● **EXERCISE**
For each line that holds "原因是人员减少引起经费开支变小", copy the line out.

● **SOURCE MATERIAL**
------------------------------------------------------------

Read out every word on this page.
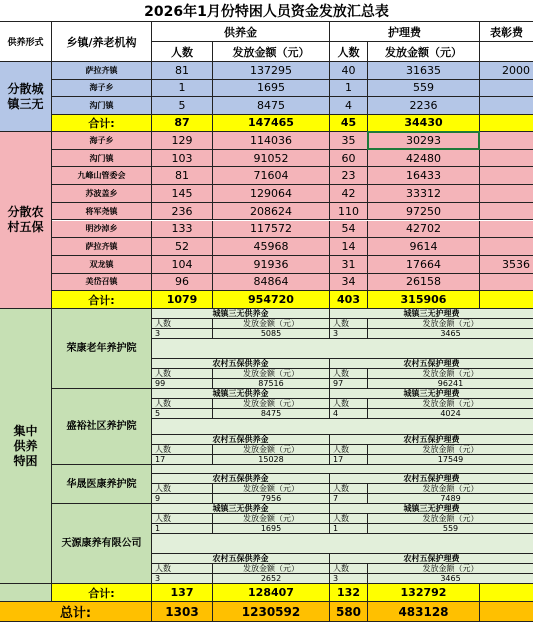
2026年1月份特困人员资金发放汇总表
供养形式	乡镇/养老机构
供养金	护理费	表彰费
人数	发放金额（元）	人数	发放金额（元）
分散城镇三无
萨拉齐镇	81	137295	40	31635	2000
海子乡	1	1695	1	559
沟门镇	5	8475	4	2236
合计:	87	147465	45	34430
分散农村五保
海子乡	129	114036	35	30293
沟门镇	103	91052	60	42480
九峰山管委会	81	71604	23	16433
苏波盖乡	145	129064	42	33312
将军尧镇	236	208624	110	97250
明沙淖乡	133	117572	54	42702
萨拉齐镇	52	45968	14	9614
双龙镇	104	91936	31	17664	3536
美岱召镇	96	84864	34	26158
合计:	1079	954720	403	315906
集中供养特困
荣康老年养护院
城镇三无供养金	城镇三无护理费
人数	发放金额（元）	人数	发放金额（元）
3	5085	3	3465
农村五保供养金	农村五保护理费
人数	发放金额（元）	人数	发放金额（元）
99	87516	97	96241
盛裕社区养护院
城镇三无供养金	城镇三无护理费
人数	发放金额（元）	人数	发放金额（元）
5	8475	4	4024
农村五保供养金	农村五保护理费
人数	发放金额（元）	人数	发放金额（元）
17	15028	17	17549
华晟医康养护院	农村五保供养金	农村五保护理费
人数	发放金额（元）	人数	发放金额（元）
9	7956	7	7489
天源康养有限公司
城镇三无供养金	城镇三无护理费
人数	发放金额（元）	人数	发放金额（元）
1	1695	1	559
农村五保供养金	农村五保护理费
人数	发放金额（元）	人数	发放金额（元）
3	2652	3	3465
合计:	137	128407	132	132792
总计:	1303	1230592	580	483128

------------------------------------------------------------

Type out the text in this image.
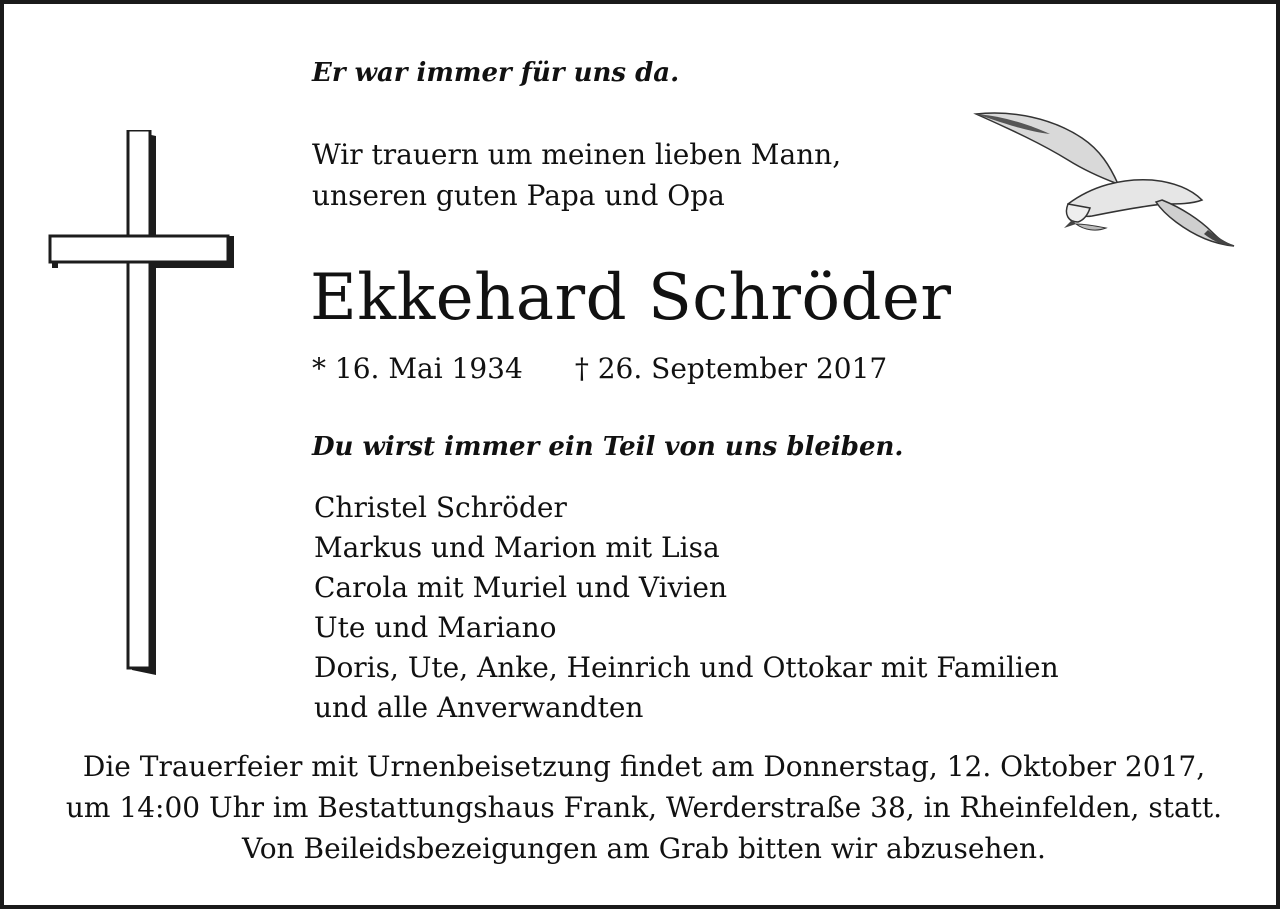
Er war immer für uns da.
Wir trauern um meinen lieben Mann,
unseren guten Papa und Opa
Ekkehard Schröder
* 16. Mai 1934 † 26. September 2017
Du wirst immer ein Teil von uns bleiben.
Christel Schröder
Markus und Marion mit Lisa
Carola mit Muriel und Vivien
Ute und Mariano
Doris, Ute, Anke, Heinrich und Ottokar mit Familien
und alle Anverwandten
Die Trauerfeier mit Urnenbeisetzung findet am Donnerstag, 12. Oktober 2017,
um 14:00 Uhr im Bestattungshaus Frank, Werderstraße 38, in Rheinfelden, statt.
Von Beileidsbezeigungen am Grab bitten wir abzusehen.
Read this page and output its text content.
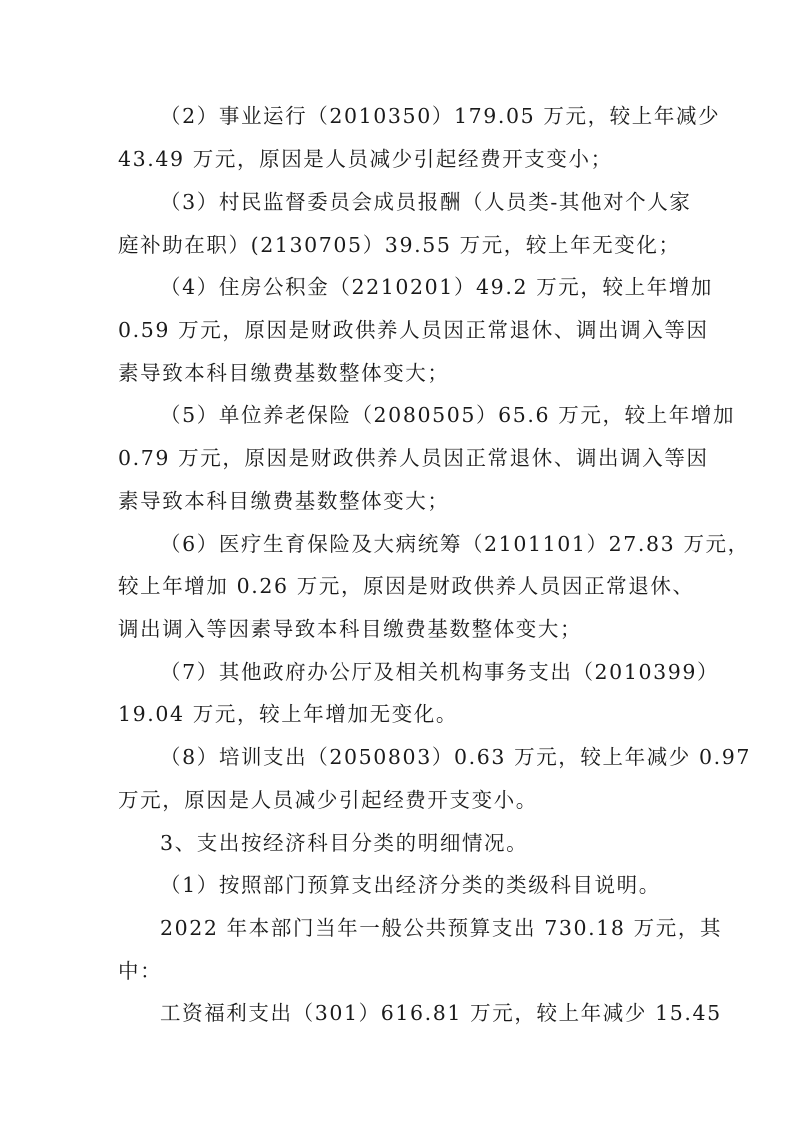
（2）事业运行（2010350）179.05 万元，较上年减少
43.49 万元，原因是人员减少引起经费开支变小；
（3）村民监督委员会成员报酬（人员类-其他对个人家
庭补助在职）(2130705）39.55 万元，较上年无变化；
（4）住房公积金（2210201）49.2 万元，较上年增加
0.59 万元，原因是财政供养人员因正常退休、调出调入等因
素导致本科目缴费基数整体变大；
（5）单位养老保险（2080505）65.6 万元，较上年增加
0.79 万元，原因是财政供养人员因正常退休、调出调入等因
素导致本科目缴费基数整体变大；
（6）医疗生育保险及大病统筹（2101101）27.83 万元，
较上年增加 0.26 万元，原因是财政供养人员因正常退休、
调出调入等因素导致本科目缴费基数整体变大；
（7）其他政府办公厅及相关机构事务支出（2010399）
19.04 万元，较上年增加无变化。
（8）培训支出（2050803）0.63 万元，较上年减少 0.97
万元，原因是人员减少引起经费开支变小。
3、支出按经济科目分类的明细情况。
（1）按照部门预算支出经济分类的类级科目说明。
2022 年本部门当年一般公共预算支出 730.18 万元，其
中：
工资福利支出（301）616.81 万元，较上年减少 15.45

------------------------------------------------------------

● **RESULT FOR THIS TASK**
43.49 万元，原因是人员减少引起经费开支变小；
万元，原因是人员减少引起经费开支变小。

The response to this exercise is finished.